Short task: Repeat every entry in the listing below, exactly.
+ + + + + + +
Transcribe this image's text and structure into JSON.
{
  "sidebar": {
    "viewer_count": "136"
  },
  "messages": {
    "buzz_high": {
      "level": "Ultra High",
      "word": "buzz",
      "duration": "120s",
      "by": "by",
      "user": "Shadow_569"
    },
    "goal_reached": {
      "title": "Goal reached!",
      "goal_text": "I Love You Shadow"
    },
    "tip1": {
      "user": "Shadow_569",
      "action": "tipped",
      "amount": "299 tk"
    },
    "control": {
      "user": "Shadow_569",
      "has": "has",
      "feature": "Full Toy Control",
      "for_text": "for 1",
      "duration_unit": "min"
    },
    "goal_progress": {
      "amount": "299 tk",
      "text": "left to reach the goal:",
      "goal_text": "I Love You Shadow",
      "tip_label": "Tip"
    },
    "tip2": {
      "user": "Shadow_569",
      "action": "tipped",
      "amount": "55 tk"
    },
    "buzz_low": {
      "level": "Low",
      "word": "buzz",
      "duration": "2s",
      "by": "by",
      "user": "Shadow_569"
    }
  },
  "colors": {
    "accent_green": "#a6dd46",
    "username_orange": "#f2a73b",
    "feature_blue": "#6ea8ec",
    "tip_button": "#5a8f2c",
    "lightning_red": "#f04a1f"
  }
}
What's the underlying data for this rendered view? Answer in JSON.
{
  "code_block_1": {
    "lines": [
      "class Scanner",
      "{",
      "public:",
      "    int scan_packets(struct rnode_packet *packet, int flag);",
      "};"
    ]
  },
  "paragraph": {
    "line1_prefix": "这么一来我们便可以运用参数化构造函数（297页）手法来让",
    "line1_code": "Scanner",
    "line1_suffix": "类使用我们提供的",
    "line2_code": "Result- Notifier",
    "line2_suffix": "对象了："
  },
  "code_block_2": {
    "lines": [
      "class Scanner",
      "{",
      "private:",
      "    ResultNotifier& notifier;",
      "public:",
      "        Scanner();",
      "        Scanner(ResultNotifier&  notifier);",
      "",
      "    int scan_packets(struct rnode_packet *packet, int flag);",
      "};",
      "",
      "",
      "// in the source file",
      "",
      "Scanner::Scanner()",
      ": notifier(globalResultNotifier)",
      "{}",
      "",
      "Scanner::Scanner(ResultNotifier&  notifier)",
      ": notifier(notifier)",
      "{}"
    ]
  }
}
+ + + + + + +
Response below:
Transcribe this image's text and structure into JSON.
{
  "sidebar": {
    "viewer_count": "136"
  },
  "messages": {
    "buzz_high": {
      "level": "Ultra High",
      "word": "buzz",
      "duration": "120s",
      "by": "by",
      "user": "Shadow_569"
    },
    "goal_reached": {
      "title": "Goal reached!",
      "goal_text": "I Love You Shadow"
    },
    "tip1": {
      "user": "Shadow_569",
      "action": "tipped",
      "amount": "299 tk"
    },
    "control": {
      "user": "Shadow_569",
      "has": "has",
      "feature": "Full Toy Control",
      "for_text": "for 1",
      "duration_unit": "min"
    },
    "goal_progress": {
      "amount": "299 tk",
      "text": "left to reach the goal:",
      "goal_text": "I Love You Shadow",
      "tip_label": "Tip"
    },
    "tip2": {
      "user": "Shadow_569",
      "action": "tipped",
      "amount": "55 tk"
    },
    "buzz_low": {
      "level": "Low",
      "word": "buzz",
      "duration": "2s",
      "by": "by",
      "user": "Shadow_569"
    }
  },
  "colors": {
    "accent_green": "#a6dd46",
    "username_orange": "#f2a73b",
    "feature_blue": "#6ea8ec",
    "tip_button": "#5a8f2c",
    "lightning_red": "#f04a1f"
  }
}
What's the underlying data for this rendered view? Answer in JSON.
{
  "code_block_1": {
    "lines": [
      "class Scanner",
      "{",
      "public:",
      "    int scan_packets(struct rnode_packet *packet, int flag);",
      "};"
    ]
  },
  "paragraph": {
    "line1_prefix": "这么一来我们便可以运用参数化构造函数（297页）手法来让",
    "line1_code": "Scanner",
    "line1_suffix": "类使用我们提供的",
    "line2_code": "Result- Notifier",
    "line2_suffix": "对象了："
  },
  "code_block_2": {
    "lines": [
      "class Scanner",
      "{",
      "private:",
      "    ResultNotifier& notifier;",
      "public:",
      "        Scanner();",
      "        Scanner(ResultNotifier&  notifier);",
      "",
      "    int scan_packets(struct rnode_packet *packet, int flag);",
      "};",
      "",
      "",
      "// in the source file",
      "",
      "Scanner::Scanner()",
      ": notifier(globalResultNotifier)",
      "{}",
      "",
      "Scanner::Scanner(ResultNotifier&  notifier)",
      ": notifier(notifier)",
      "{}"
    ]
  }
}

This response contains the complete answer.